# WHAT YOU WILL DO:
Take all the material and copy it exactly.

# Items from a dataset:
══════════════════════════════
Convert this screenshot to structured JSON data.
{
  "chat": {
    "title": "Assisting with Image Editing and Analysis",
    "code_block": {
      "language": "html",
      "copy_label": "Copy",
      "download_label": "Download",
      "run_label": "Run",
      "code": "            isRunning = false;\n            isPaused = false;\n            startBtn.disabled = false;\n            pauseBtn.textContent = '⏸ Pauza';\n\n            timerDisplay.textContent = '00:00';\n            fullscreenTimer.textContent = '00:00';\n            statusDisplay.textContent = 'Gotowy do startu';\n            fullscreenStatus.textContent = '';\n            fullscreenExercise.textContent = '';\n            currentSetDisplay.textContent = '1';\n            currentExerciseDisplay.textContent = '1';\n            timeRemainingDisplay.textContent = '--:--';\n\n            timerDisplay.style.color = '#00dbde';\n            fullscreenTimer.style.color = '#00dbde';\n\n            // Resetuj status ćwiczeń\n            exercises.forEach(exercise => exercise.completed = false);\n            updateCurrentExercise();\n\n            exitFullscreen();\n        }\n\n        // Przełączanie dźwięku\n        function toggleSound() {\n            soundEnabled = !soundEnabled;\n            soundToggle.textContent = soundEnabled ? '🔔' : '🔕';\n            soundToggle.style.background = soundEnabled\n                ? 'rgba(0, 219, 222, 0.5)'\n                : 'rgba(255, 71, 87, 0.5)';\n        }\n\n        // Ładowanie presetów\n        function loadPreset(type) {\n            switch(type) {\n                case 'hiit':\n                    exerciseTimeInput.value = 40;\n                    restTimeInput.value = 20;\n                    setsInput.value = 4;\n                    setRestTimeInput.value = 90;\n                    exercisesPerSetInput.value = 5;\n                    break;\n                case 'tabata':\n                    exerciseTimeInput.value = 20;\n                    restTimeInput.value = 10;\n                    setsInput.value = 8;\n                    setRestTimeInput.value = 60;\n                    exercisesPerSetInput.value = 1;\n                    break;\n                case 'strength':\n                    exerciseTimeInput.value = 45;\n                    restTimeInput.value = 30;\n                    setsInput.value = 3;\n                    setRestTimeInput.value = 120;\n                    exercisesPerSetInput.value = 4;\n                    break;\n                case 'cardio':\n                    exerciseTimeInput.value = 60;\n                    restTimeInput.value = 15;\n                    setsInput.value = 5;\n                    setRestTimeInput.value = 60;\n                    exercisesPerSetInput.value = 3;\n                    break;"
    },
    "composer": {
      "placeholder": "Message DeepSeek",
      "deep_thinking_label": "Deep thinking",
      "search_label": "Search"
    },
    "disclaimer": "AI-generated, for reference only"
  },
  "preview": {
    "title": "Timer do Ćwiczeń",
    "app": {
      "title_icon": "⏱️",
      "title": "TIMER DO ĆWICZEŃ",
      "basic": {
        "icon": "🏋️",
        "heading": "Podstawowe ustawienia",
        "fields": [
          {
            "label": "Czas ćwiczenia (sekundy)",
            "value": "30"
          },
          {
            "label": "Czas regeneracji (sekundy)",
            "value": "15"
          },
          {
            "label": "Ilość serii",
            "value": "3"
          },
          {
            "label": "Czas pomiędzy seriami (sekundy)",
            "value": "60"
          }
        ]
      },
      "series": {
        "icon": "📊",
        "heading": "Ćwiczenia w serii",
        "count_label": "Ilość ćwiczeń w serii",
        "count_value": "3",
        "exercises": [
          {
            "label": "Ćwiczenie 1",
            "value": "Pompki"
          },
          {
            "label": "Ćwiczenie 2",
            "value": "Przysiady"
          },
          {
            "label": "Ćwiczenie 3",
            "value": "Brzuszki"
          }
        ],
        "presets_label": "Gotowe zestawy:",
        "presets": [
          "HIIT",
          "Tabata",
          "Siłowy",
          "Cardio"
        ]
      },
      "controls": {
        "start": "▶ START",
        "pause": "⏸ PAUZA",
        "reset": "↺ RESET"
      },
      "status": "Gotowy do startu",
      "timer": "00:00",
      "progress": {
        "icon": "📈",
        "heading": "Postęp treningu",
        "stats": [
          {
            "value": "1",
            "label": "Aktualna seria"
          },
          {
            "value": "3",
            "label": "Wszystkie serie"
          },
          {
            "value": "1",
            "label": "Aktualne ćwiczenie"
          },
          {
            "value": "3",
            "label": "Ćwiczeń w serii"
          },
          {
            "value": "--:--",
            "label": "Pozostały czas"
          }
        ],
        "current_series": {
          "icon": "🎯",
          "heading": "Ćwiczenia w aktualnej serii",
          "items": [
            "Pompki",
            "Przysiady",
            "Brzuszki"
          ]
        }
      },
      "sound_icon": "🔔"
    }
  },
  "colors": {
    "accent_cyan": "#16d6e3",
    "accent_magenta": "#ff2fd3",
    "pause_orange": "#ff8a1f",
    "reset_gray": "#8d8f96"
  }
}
══════════════════════════════
# ANSWER FOR THE TASK:
Convert this screenshot to structured JSON data.
{
  "chat": {
    "title": "Assisting with Image Editing and Analysis",
    "code_block": {
      "language": "html",
      "copy_label": "Copy",
      "download_label": "Download",
      "run_label": "Run",
      "code": "            isRunning = false;\n            isPaused = false;\n            startBtn.disabled = false;\n            pauseBtn.textContent = '⏸ Pauza';\n\n            timerDisplay.textContent = '00:00';\n            fullscreenTimer.textContent = '00:00';\n            statusDisplay.textContent = 'Gotowy do startu';\n            fullscreenStatus.textContent = '';\n            fullscreenExercise.textContent = '';\n            currentSetDisplay.textContent = '1';\n            currentExerciseDisplay.textContent = '1';\n            timeRemainingDisplay.textContent = '--:--';\n\n            timerDisplay.style.color = '#00dbde';\n            fullscreenTimer.style.color = '#00dbde';\n\n            // Resetuj status ćwiczeń\n            exercises.forEach(exercise => exercise.completed = false);\n            updateCurrentExercise();\n\n            exitFullscreen();\n        }\n\n        // Przełączanie dźwięku\n        function toggleSound() {\n            soundEnabled = !soundEnabled;\n            soundToggle.textContent = soundEnabled ? '🔔' : '🔕';\n            soundToggle.style.background = soundEnabled\n                ? 'rgba(0, 219, 222, 0.5)'\n                : 'rgba(255, 71, 87, 0.5)';\n        }\n\n        // Ładowanie presetów\n        function loadPreset(type) {\n            switch(type) {\n                case 'hiit':\n                    exerciseTimeInput.value = 40;\n                    restTimeInput.value = 20;\n                    setsInput.value = 4;\n                    setRestTimeInput.value = 90;\n                    exercisesPerSetInput.value = 5;\n                    break;\n                case 'tabata':\n                    exerciseTimeInput.value = 20;\n                    restTimeInput.value = 10;\n                    setsInput.value = 8;\n                    setRestTimeInput.value = 60;\n                    exercisesPerSetInput.value = 1;\n                    break;\n                case 'strength':\n                    exerciseTimeInput.value = 45;\n                    restTimeInput.value = 30;\n                    setsInput.value = 3;\n                    setRestTimeInput.value = 120;\n                    exercisesPerSetInput.value = 4;\n                    break;\n                case 'cardio':\n                    exerciseTimeInput.value = 60;\n                    restTimeInput.value = 15;\n                    setsInput.value = 5;\n                    setRestTimeInput.value = 60;\n                    exercisesPerSetInput.value = 3;\n                    break;"
    },
    "composer": {
      "placeholder": "Message DeepSeek",
      "deep_thinking_label": "Deep thinking",
      "search_label": "Search"
    },
    "disclaimer": "AI-generated, for reference only"
  },
  "preview": {
    "title": "Timer do Ćwiczeń",
    "app": {
      "title_icon": "⏱️",
      "title": "TIMER DO ĆWICZEŃ",
      "basic": {
        "icon": "🏋️",
        "heading": "Podstawowe ustawienia",
        "fields": [
          {
            "label": "Czas ćwiczenia (sekundy)",
            "value": "30"
          },
          {
            "label": "Czas regeneracji (sekundy)",
            "value": "15"
          },
          {
            "label": "Ilość serii",
            "value": "3"
          },
          {
            "label": "Czas pomiędzy seriami (sekundy)",
            "value": "60"
          }
        ]
      },
      "series": {
        "icon": "📊",
        "heading": "Ćwiczenia w serii",
        "count_label": "Ilość ćwiczeń w serii",
        "count_value": "3",
        "exercises": [
          {
            "label": "Ćwiczenie 1",
            "value": "Pompki"
          },
          {
            "label": "Ćwiczenie 2",
            "value": "Przysiady"
          },
          {
            "label": "Ćwiczenie 3",
            "value": "Brzuszki"
          }
        ],
        "presets_label": "Gotowe zestawy:",
        "presets": [
          "HIIT",
          "Tabata",
          "Siłowy",
          "Cardio"
        ]
      },
      "controls": {
        "start": "▶ START",
        "pause": "⏸ PAUZA",
        "reset": "↺ RESET"
      },
      "status": "Gotowy do startu",
      "timer": "00:00",
      "progress": {
        "icon": "📈",
        "heading": "Postęp treningu",
        "stats": [
          {
            "value": "1",
            "label": "Aktualna seria"
          },
          {
            "value": "3",
            "label": "Wszystkie serie"
          },
          {
            "value": "1",
            "label": "Aktualne ćwiczenie"
          },
          {
            "value": "3",
            "label": "Ćwiczeń w serii"
          },
          {
            "value": "--:--",
            "label": "Pozostały czas"
          }
        ],
        "current_series": {
          "icon": "🎯",
          "heading": "Ćwiczenia w aktualnej serii",
          "items": [
            "Pompki",
            "Przysiady",
            "Brzuszki"
          ]
        }
      },
      "sound_icon": "🔔"
    }
  },
  "colors": {
    "accent_cyan": "#16d6e3",
    "accent_magenta": "#ff2fd3",
    "pause_orange": "#ff8a1f",
    "reset_gray": "#8d8f96"
  }
}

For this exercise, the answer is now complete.